Find the word "Massively" in the records and copy every line where it occurs.

Records from a dataset
________
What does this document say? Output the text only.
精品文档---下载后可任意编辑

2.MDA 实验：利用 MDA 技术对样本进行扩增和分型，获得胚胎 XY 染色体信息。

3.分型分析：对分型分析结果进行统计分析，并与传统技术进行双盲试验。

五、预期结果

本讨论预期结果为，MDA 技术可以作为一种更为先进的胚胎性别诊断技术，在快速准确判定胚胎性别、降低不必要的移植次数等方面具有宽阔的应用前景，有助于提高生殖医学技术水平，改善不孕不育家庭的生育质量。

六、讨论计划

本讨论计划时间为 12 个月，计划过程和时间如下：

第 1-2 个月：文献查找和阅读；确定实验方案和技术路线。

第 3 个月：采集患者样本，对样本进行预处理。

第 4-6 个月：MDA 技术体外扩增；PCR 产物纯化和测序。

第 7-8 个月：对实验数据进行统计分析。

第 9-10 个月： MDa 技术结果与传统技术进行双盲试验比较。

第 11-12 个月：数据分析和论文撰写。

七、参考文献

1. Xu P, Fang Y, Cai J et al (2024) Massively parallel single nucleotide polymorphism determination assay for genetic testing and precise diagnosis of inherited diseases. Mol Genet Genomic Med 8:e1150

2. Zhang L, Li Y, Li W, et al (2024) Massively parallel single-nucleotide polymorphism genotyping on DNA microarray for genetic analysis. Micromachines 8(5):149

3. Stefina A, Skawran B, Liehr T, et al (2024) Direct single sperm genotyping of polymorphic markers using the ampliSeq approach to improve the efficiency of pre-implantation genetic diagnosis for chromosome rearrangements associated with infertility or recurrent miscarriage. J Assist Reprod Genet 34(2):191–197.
________
▶ SOLUTION
1. Xu P, Fang Y, Cai J et al (2024) Massively parallel single nucleotide polymorphism determination assay for genetic testing and precise diagnosis of inherited diseases. Mol Genet Genomic Med 8:e1150
2. Zhang L, Li Y, Li W, et al (2024) Massively parallel single-nucleotide polymorphism genotyping on DNA microarray for genetic analysis. Micromachines 8(5):149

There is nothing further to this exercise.